- TASK TO CARRY OUT: Seek out every line containing the word "What", and copy each.
------ ENTRIES ------
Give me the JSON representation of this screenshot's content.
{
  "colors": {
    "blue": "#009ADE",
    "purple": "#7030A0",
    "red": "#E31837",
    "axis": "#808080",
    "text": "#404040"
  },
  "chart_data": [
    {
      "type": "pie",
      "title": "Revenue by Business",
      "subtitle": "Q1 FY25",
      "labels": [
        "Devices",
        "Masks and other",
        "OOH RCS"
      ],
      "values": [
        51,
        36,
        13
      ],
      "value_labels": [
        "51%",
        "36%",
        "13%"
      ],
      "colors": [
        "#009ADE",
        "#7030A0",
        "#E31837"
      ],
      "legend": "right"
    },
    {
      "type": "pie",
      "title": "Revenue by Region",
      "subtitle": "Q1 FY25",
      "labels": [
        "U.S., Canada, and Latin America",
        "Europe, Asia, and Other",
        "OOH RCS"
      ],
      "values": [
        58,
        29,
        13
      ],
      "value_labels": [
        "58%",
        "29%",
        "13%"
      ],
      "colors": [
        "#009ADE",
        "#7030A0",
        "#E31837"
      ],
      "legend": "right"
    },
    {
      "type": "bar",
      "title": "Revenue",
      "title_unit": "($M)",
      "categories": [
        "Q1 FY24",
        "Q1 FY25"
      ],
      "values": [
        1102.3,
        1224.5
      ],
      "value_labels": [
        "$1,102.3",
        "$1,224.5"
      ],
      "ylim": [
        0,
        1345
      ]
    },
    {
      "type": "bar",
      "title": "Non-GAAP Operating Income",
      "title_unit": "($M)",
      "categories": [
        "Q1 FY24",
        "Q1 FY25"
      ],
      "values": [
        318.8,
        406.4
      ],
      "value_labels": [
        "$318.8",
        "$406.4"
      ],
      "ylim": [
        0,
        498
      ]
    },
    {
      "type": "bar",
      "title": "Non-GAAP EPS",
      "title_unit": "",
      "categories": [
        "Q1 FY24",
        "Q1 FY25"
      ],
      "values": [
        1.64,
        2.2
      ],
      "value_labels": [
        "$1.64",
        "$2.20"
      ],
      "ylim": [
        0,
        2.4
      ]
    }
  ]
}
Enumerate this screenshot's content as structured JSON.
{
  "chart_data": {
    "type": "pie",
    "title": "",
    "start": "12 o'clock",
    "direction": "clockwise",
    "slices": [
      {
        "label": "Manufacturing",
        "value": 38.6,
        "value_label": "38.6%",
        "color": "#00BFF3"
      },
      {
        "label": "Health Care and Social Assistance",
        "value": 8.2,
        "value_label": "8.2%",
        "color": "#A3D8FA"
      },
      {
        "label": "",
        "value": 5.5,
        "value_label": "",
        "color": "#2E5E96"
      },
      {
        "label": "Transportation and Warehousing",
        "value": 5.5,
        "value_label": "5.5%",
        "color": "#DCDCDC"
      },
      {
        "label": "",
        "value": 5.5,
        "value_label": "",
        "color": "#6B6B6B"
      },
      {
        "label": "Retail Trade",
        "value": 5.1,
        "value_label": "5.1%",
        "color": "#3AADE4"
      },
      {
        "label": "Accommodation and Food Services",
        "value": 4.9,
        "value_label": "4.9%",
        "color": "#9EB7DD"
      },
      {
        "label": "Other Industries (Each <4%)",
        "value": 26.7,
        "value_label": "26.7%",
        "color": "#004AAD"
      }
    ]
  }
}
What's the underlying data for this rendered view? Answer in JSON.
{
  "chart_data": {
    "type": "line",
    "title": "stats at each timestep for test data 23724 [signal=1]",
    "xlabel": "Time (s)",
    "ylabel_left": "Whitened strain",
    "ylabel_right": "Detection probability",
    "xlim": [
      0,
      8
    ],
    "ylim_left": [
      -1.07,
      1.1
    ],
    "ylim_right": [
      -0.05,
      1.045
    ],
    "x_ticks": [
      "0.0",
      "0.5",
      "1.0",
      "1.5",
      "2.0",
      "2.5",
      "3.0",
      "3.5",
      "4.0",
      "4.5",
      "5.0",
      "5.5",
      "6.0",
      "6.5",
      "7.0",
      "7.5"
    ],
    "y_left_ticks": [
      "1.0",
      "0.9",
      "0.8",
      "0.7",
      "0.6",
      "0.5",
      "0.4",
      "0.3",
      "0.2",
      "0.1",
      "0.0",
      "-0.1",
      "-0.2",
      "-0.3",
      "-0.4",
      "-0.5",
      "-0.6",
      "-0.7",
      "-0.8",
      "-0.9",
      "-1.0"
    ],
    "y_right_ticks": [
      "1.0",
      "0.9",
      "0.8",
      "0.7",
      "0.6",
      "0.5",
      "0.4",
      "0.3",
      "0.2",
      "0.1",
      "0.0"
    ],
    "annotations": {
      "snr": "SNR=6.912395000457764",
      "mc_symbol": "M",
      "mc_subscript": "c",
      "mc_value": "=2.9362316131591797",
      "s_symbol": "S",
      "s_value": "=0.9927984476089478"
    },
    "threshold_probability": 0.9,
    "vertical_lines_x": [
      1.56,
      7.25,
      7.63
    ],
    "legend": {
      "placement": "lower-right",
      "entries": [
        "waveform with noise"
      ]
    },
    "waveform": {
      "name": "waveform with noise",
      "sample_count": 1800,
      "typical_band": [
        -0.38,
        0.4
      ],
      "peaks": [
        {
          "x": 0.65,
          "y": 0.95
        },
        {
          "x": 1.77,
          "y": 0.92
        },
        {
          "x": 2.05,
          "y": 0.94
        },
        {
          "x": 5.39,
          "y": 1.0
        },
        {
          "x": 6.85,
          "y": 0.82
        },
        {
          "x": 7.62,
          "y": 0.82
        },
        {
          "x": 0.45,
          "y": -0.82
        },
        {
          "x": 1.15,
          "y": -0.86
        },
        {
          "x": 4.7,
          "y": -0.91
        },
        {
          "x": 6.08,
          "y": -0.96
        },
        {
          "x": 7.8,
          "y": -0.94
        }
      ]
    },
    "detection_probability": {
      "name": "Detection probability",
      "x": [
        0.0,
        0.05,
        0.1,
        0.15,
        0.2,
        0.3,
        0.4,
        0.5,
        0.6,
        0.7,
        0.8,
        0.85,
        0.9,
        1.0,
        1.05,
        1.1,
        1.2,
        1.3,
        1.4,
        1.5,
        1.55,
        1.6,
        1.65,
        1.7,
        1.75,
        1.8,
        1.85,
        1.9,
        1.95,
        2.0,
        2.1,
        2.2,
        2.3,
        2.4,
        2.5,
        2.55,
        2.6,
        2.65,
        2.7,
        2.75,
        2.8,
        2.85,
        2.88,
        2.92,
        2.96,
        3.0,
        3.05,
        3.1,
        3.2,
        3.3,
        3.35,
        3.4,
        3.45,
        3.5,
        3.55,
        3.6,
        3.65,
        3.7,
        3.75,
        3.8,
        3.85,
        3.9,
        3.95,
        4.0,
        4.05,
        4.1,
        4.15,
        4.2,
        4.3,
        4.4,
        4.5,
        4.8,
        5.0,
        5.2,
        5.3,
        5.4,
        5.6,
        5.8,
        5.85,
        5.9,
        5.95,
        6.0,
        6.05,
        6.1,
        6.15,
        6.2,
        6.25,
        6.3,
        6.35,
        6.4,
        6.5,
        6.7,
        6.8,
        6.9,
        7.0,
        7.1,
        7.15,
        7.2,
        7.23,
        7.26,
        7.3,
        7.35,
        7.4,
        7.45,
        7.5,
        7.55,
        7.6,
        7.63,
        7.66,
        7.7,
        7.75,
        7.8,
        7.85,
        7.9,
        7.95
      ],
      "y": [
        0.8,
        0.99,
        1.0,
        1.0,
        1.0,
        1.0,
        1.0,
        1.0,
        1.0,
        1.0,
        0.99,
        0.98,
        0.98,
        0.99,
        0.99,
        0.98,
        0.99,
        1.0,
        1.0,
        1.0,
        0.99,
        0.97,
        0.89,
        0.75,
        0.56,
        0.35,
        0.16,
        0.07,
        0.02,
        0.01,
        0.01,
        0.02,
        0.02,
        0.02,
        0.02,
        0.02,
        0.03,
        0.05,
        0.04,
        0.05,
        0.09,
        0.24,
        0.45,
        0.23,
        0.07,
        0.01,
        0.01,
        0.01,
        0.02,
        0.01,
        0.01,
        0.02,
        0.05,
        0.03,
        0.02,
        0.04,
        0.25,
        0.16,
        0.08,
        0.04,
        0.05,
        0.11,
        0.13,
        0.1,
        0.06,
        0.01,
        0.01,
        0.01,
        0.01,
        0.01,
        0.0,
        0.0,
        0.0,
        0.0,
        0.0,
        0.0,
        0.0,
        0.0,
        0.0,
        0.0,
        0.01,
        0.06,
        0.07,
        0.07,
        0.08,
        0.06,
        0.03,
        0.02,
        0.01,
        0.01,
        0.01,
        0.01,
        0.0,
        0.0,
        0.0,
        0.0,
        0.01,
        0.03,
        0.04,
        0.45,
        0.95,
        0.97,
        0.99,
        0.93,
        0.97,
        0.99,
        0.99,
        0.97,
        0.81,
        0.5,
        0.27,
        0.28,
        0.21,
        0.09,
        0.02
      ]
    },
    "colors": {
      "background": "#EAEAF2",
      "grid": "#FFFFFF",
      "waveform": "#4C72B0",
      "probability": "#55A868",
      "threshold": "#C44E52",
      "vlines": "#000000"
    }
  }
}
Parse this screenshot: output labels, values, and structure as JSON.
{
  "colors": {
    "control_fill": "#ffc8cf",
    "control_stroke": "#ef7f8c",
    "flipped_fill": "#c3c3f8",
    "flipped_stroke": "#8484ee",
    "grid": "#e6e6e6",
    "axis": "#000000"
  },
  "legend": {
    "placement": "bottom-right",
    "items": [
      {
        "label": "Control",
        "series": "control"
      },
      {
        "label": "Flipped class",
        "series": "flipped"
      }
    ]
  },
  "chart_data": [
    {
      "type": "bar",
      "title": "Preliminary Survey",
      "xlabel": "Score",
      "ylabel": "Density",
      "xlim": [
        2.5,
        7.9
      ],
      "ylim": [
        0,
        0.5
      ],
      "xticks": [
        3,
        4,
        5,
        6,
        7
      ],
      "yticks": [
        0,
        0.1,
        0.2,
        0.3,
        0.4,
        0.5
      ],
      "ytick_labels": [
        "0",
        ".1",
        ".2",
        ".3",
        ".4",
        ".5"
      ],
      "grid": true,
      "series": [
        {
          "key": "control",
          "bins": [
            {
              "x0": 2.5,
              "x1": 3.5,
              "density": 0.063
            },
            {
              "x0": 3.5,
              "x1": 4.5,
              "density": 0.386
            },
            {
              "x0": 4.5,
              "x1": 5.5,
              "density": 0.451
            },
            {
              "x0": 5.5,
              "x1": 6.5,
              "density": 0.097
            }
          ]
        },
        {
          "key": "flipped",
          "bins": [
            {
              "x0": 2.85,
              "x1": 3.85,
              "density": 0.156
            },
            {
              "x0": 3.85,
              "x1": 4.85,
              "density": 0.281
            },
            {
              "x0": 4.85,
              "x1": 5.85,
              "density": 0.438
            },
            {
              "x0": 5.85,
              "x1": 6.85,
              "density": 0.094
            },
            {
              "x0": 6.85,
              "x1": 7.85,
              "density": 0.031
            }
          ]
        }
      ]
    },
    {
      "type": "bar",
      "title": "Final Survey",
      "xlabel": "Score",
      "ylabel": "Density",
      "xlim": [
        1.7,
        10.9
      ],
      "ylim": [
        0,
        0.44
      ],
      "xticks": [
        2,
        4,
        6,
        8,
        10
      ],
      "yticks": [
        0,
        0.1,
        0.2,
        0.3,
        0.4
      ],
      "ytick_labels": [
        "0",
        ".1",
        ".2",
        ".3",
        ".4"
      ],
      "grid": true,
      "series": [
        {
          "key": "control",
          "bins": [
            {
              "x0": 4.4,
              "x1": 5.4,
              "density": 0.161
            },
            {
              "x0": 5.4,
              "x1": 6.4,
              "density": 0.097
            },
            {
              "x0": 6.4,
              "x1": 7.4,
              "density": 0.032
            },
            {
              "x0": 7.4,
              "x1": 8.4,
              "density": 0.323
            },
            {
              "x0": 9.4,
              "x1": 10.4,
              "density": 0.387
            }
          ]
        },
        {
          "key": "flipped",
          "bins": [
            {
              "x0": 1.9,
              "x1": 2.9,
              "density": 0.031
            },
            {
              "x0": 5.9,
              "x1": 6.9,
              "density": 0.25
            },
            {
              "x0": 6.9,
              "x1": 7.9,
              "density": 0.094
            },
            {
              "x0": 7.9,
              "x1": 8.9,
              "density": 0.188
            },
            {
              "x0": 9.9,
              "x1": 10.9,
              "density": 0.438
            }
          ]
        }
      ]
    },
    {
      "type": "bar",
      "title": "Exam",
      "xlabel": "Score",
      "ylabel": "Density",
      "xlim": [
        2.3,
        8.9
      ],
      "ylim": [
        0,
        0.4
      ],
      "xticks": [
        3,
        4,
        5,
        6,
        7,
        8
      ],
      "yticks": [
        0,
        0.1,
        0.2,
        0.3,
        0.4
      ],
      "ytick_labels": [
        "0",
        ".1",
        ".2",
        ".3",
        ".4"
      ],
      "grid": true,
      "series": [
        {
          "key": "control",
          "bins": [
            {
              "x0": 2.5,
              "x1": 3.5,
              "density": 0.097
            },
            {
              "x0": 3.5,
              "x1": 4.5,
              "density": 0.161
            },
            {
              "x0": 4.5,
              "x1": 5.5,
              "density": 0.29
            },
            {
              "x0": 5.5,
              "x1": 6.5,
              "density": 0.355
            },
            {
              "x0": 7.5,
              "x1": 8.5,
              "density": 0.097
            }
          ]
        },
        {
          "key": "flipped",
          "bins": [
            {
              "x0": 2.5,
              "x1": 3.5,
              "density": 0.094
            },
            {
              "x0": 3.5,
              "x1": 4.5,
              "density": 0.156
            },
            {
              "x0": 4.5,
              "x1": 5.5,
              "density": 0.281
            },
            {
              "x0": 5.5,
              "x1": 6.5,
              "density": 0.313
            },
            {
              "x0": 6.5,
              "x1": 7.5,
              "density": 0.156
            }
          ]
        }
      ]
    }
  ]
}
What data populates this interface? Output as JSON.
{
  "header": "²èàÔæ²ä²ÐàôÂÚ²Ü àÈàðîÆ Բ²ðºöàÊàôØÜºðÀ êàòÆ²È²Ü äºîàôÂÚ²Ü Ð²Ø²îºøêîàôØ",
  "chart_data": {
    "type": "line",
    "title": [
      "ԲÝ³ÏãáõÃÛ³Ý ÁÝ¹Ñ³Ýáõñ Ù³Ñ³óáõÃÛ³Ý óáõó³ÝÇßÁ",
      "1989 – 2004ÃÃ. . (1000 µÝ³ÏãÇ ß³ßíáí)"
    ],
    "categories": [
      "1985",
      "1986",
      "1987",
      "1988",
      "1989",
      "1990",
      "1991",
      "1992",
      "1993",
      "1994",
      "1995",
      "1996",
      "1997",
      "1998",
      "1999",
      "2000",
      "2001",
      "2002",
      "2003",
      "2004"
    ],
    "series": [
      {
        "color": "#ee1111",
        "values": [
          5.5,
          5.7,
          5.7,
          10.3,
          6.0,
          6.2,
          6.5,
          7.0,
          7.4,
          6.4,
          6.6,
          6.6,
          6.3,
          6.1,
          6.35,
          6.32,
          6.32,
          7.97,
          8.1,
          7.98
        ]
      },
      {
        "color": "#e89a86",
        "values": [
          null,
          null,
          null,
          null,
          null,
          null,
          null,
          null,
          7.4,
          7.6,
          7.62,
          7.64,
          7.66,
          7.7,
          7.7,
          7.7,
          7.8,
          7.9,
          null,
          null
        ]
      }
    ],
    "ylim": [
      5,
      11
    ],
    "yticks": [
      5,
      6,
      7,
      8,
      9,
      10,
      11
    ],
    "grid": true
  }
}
------
- FULL RESPONSE:
What's the underlying data for this rendered view? Answer in JSON.
What data populates this interface? Output as JSON.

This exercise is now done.